» **Problem to solve**: Copy the lab handout below from "In this part, we" up to and including "by these instructions.", substituting "branch hazards" for "control hazards".

» **Excerpt to read**:
>>>>

# CE/CZ3001

# **LAB: 4**

In lab 4, you will modify the 5-stage pipelined processor of Lab-3 to include CBZ and B instructions. In this lab you will understand the working of the 5-stage pipelined datapath and simulate the CBZ and B instructions along with the previous R-type and D-type instructions. You will be provided with Verilog code for the datapath. CBZ and B instructions changes the flow of the program thus introducing control hazards. You need to understand the effect of control hazard and eliminate them for the correct result in pipeline.



Fig. 1 Five-stage Pipelined CPU implementation diagram for R, D, CB and B type instructions

# I. <u>FIVE STAGE PIPELINED IMPLEMENTATION OF R, D, CB AND B TYPE</u> INSTRUCTION FORMAT FOR 64 BIT CPU—UNDERSTANDING CONTROL HAZARD

In this part, we are adding both "CBZ" and "B" instructions to the data path along with the previous set of instructions covered in previous labs based on the five-stage pipelined CPU shown in Fig. 1. As both the instructions change the ordering of instructions by changing the content of Program Counter (PC), we need to be careful about the control hazards introduced by these instructions.

<u>CB format CBZ instruction format:</u> (Note the opcode used as per define.v= 8'b00000111) Meaning: meaning: [Rt] == 0, then branch to the target location with respect to program counter value. Compare the content of register Rt with zero in the ALU stage and if they are same (ALU zero flag=1), PC



is updated to a new location whose address is "PC+ sign-extended(Address)", called as branch target address. Note that PC is the instruction's PC. Also note that CBZ uses PC relative addressing. The bit assignments to different fields of CB-format are shown below.

<<<<

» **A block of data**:
>>>>

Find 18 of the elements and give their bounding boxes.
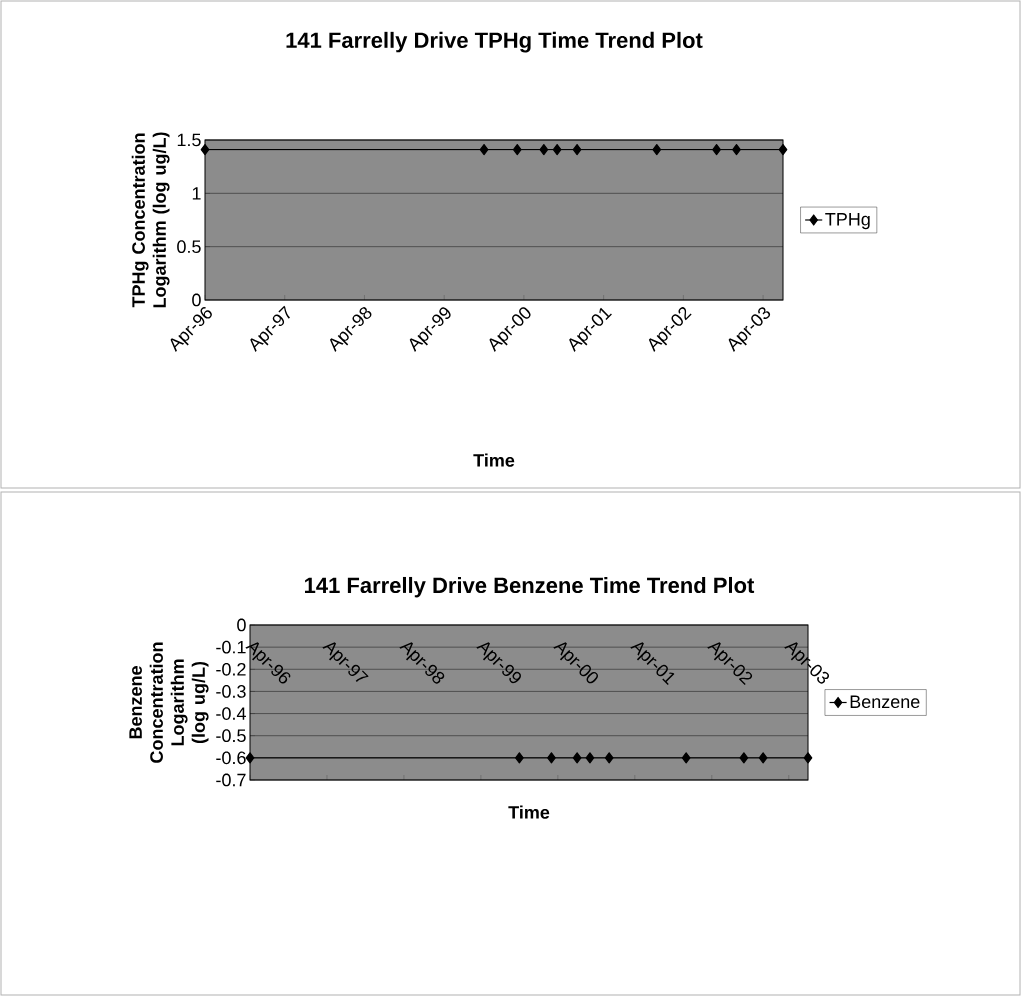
y-tick-label: -0.4 bbox=[216, 707, 246, 720]
y-tick-label: 0 bbox=[237, 618, 246, 632]
y-axis-title: TPHg Concentration Logarithm (log ug/L) bbox=[131, 132, 170, 308]
legend-label: Benzene bbox=[850, 695, 920, 709]
y-tick-label: 1 bbox=[192, 187, 201, 200]
x-axis-title: Time bbox=[508, 805, 550, 819]
y-tick-label: -0.3 bbox=[216, 685, 246, 698]
legend-label: TPHg bbox=[825, 213, 870, 230]
y-tick-label: -0.5 bbox=[216, 729, 246, 743]
y-tick-label: 0 bbox=[192, 293, 201, 307]
y-tick-label: -0.7 bbox=[216, 773, 246, 787]
chart-title: 141 Farrelly Drive TPHg Time Trend Plot bbox=[286, 31, 703, 53]
chart-title: 141 Farrelly Drive Benzene Time Trend Plot bbox=[305, 576, 755, 598]
y-axis-title: Benzene Concentration Logarithm (log ug/L) bbox=[129, 642, 209, 763]
x-axis-title: Time bbox=[473, 453, 515, 467]
y-tick-label: 1.5 bbox=[177, 133, 201, 147]
y-tick-label: 0.5 bbox=[177, 240, 201, 254]
y-tick-label: -0.6 bbox=[216, 751, 246, 765]
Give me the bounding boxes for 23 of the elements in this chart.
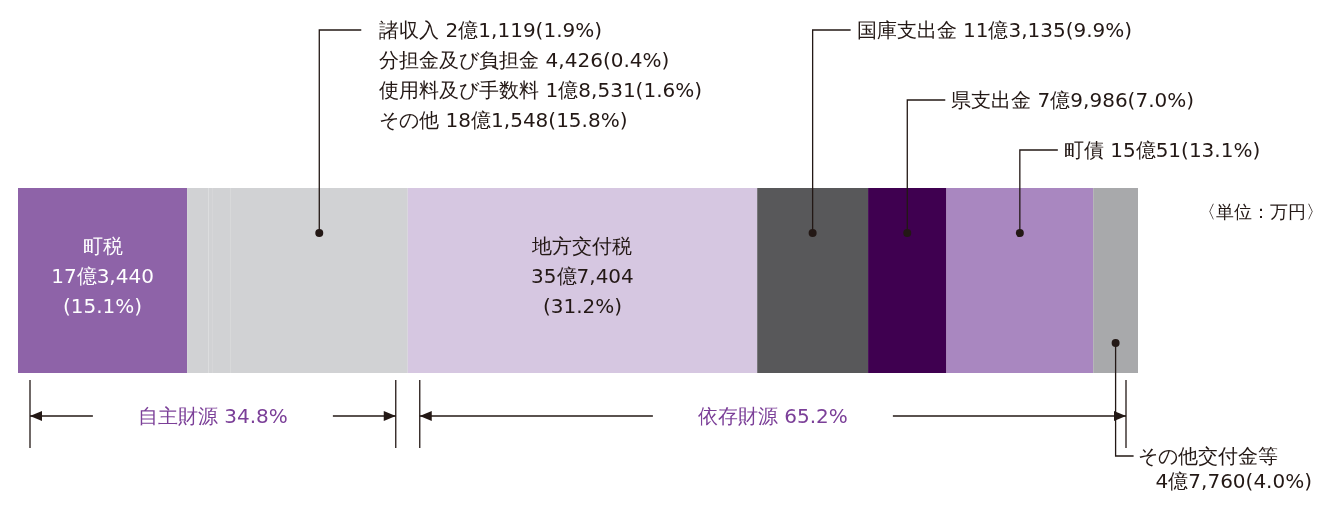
text: その他 18億1,548(15.8%)	[379, 108, 628, 132]
series-label: 町税	[82, 233, 123, 258]
text: 県支出金 7億9,986(7.0%)	[951, 88, 1195, 112]
series-label: 地方交付税	[531, 233, 633, 258]
text: 町債 15億51(13.1%)	[1063, 138, 1261, 162]
data-label: 17億3,440(15.1%)	[51, 263, 154, 318]
text: 国庫支出金 11億3,135(9.9%)	[856, 18, 1133, 42]
data-label: 35億7,404(31.2%)	[531, 263, 634, 318]
bar	[868, 188, 947, 373]
text: 使用料及び手数料 1億8,531(1.6%)	[379, 78, 703, 102]
bar	[407, 188, 758, 373]
bar	[18, 188, 188, 373]
text: 〈単位：万円〉	[1198, 201, 1324, 222]
text: 自主財源 34.8%	[137, 404, 288, 428]
text: 依存財源 65.2%	[697, 404, 848, 428]
text: 諸収入 2億1,119(1.9%)	[379, 18, 603, 42]
text: その他交付金等	[1137, 444, 1278, 468]
bar	[946, 188, 1094, 373]
data-label: 4億7,760(4.0%)	[1155, 469, 1313, 493]
text: 分担金及び負担金 4,426(0.4%)	[379, 48, 670, 72]
bar	[1093, 188, 1138, 373]
bar	[757, 188, 869, 373]
bar	[187, 188, 209, 373]
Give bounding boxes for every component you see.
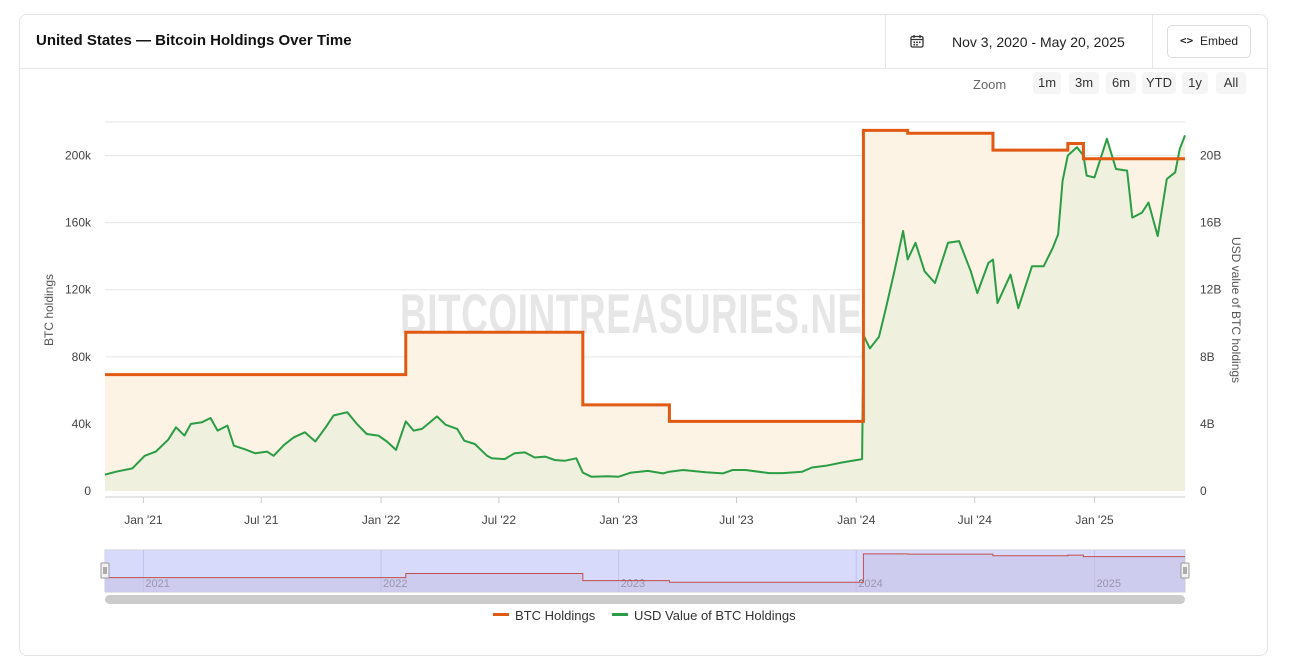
x-tick-label: Jan '22 — [362, 513, 401, 527]
navigator-scrollbar[interactable] — [105, 595, 1185, 604]
legend-swatch-btc — [493, 613, 509, 617]
x-tick-label: Jan '23 — [599, 513, 638, 527]
y-axis-left-title: BTC holdings — [42, 274, 56, 346]
y-left-tick-label: 200k — [65, 149, 92, 163]
chart-title: United States — Bitcoin Holdings Over Ti… — [36, 32, 352, 49]
navigator-right-handle[interactable] — [1180, 562, 1190, 579]
y-right-tick-label: 20B — [1200, 149, 1221, 163]
navigator-area — [105, 553, 1185, 592]
date-range-text: Nov 3, 2020 - May 20, 2025 — [952, 34, 1125, 50]
usd-value-area — [105, 135, 1185, 491]
zoom-6m-button[interactable]: 6m — [1106, 72, 1136, 94]
embed-label: Embed — [1200, 34, 1239, 48]
y-right-tick-label: 16B — [1200, 216, 1221, 230]
zoom-ytd-button[interactable]: YTD — [1142, 72, 1176, 94]
x-tick-label: Jan '21 — [124, 513, 163, 527]
zoom-3m-button[interactable]: 3m — [1069, 72, 1099, 94]
y-right-tick-label: 0 — [1200, 484, 1207, 498]
legend-item-btc[interactable]: BTC Holdings — [493, 608, 595, 623]
calendar-icon — [910, 34, 924, 53]
zoom-1y-button[interactable]: 1y — [1182, 72, 1208, 94]
y-right-tick-label: 8B — [1200, 350, 1215, 364]
navigator-left-handle[interactable] — [100, 562, 110, 579]
y-right-tick-label: 12B — [1200, 283, 1221, 297]
x-tick-label: Jul '21 — [244, 513, 279, 527]
x-tick-label: Jul '24 — [958, 513, 993, 527]
zoom-label: Zoom — [973, 77, 1007, 92]
legend-label-btc: BTC Holdings — [515, 608, 596, 623]
date-range-picker[interactable]: Nov 3, 2020 - May 20, 2025 — [885, 15, 1153, 68]
y-left-tick-label: 40k — [72, 417, 92, 431]
usd-value-line — [104, 135, 1186, 478]
axes: 0 40k 80k 120k 160k 200k 0 4B 8B 12B 16B 20B Jan '21… — [65, 149, 1221, 527]
x-tick-label: Jan '25 — [1075, 513, 1114, 527]
legend-label-usd: USD Value of BTC Holdings — [634, 608, 796, 623]
legend-item-usd[interactable]: USD Value of BTC Holdings — [612, 608, 796, 623]
y-left-tick-label: 0 — [84, 484, 91, 498]
legend-swatch-usd — [612, 613, 628, 617]
chart-header: United States — Bitcoin Holdings Over Ti… — [20, 15, 1267, 69]
code-icon: <> — [1180, 34, 1194, 47]
x-tick-label: Jul '23 — [719, 513, 754, 527]
btc-holdings-line — [105, 128, 1185, 423]
area-fills — [105, 130, 1185, 492]
y-left-tick-label: 120k — [65, 283, 92, 297]
x-tick-label: Jan '24 — [837, 513, 876, 527]
series-lines — [104, 128, 1186, 478]
y-left-tick-label: 160k — [65, 216, 92, 230]
y-left-tick-label: 80k — [72, 350, 92, 364]
embed-button[interactable]: <> Embed — [1167, 25, 1251, 58]
navigator[interactable]: 20212022202320242025 — [100, 549, 1190, 604]
y-axis-right-title: USD value of BTC holdings — [1229, 237, 1243, 383]
x-tick-label: Jul '22 — [482, 513, 517, 527]
navigator-line — [105, 553, 1185, 583]
y-right-tick-label: 4B — [1200, 417, 1215, 431]
zoom-all-button[interactable]: All — [1216, 72, 1246, 94]
zoom-1m-button[interactable]: 1m — [1033, 72, 1061, 94]
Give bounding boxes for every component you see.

<<<<

» **Output**:
In this part, we are adding both "CBZ" and "B" instructions to the data path along with the previous set of instructions covered in previous labs based on the five-stage pipelined CPU shown in Fig. 1. As both the instructions change the ordering of instructions by changing the content of Program Counter (PC), we need to be careful about the branch hazards introduced by these instructions.